— ACTIVITY —
Restate each entry exactly, without pictures.

— PROVIDED INFORMATION —
Start of Block

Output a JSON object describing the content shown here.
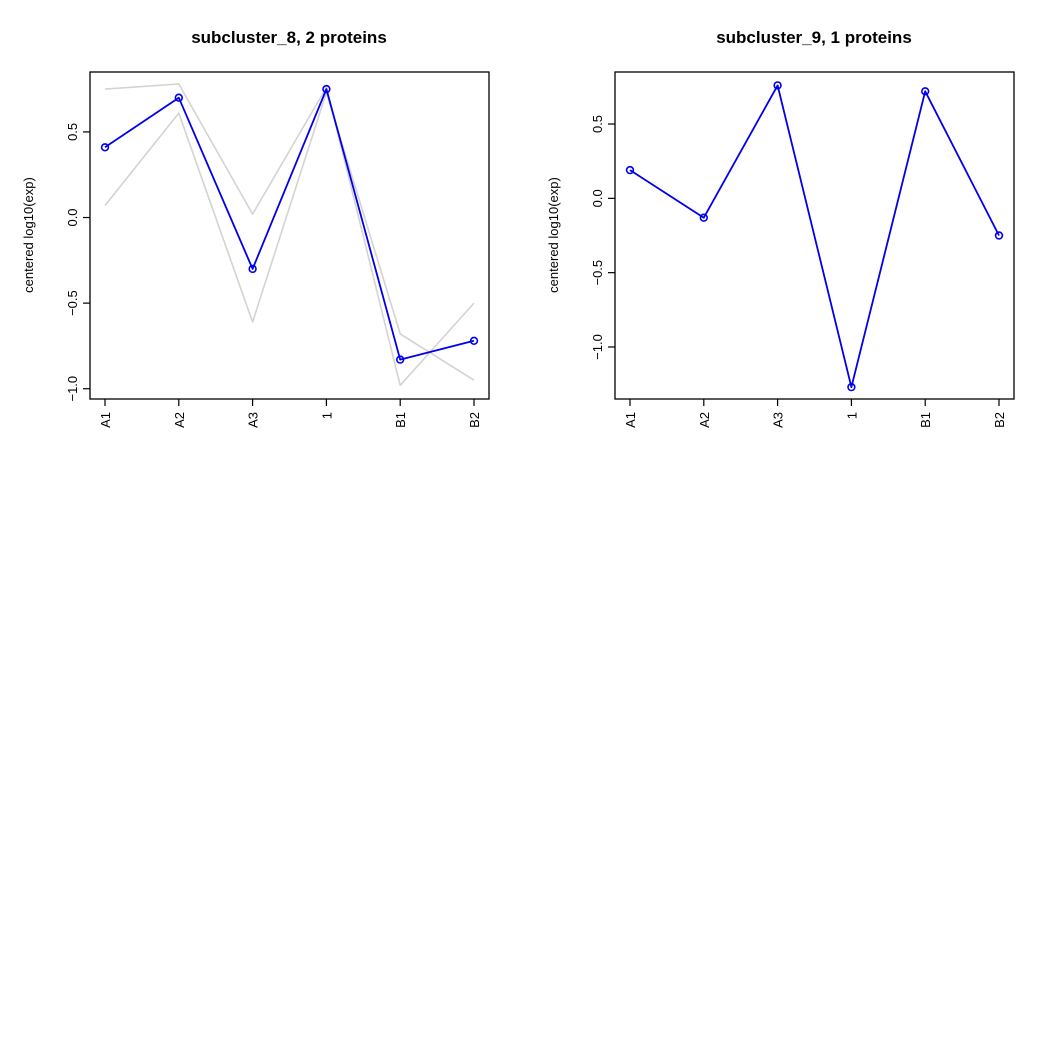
{
  "colors": {
    "mean_line": "#0000EE",
    "member_line": "#D3D3D3",
    "axis": "#000000",
    "background": "#FFFFFF"
  },
  "chart_data": [
    {
      "type": "line",
      "title": "subcluster_8, 2 proteins",
      "xlabel": "",
      "ylabel": "centered log10(exp)",
      "categories": [
        "A1",
        "A2",
        "A3",
        "1",
        "B1",
        "B2"
      ],
      "ylim": [
        -1.06,
        0.85
      ],
      "yticks": [
        -1.0,
        -0.5,
        0.0,
        0.5
      ],
      "ytick_labels": [
        "−1.0",
        "−0.5",
        "0.0",
        "0.5"
      ],
      "grid": false,
      "legend": "none",
      "series": [
        {
          "role": "member",
          "values": [
            0.75,
            0.78,
            0.02,
            0.76,
            -0.98,
            -0.5
          ]
        },
        {
          "role": "member",
          "values": [
            0.07,
            0.61,
            -0.61,
            0.73,
            -0.68,
            -0.95
          ]
        },
        {
          "role": "mean",
          "values": [
            0.41,
            0.7,
            -0.3,
            0.75,
            -0.83,
            -0.72
          ]
        }
      ]
    },
    {
      "type": "line",
      "title": "subcluster_9, 1 proteins",
      "xlabel": "",
      "ylabel": "centered log10(exp)",
      "categories": [
        "A1",
        "A2",
        "A3",
        "1",
        "B1",
        "B2"
      ],
      "ylim": [
        -1.35,
        0.85
      ],
      "yticks": [
        -1.0,
        -0.5,
        0.0,
        0.5
      ],
      "ytick_labels": [
        "−1.0",
        "−0.5",
        "0.0",
        "0.5"
      ],
      "grid": false,
      "legend": "none",
      "series": [
        {
          "role": "mean",
          "values": [
            0.19,
            -0.13,
            0.76,
            -1.27,
            0.72,
            -0.25
          ]
        }
      ]
    }
  ]
}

End of Block

— WRITTEN REPLY —
Output a JSON object describing the content shown here.
{
  "colors": {
    "mean_line": "#0000EE",
    "member_line": "#D3D3D3",
    "axis": "#000000",
    "background": "#FFFFFF"
  },
  "chart_data": [
    {
      "type": "line",
      "title": "subcluster_8, 2 proteins",
      "xlabel": "",
      "ylabel": "centered log10(exp)",
      "categories": [
        "A1",
        "A2",
        "A3",
        "1",
        "B1",
        "B2"
      ],
      "ylim": [
        -1.06,
        0.85
      ],
      "yticks": [
        -1.0,
        -0.5,
        0.0,
        0.5
      ],
      "ytick_labels": [
        "−1.0",
        "−0.5",
        "0.0",
        "0.5"
      ],
      "grid": false,
      "legend": "none",
      "series": [
        {
          "role": "member",
          "values": [
            0.75,
            0.78,
            0.02,
            0.76,
            -0.98,
            -0.5
          ]
        },
        {
          "role": "member",
          "values": [
            0.07,
            0.61,
            -0.61,
            0.73,
            -0.68,
            -0.95
          ]
        },
        {
          "role": "mean",
          "values": [
            0.41,
            0.7,
            -0.3,
            0.75,
            -0.83,
            -0.72
          ]
        }
      ]
    },
    {
      "type": "line",
      "title": "subcluster_9, 1 proteins",
      "xlabel": "",
      "ylabel": "centered log10(exp)",
      "categories": [
        "A1",
        "A2",
        "A3",
        "1",
        "B1",
        "B2"
      ],
      "ylim": [
        -1.35,
        0.85
      ],
      "yticks": [
        -1.0,
        -0.5,
        0.0,
        0.5
      ],
      "ytick_labels": [
        "−1.0",
        "−0.5",
        "0.0",
        "0.5"
      ],
      "grid": false,
      "legend": "none",
      "series": [
        {
          "role": "mean",
          "values": [
            0.19,
            -0.13,
            0.76,
            -1.27,
            0.72,
            -0.25
          ]
        }
      ]
    }
  ]
}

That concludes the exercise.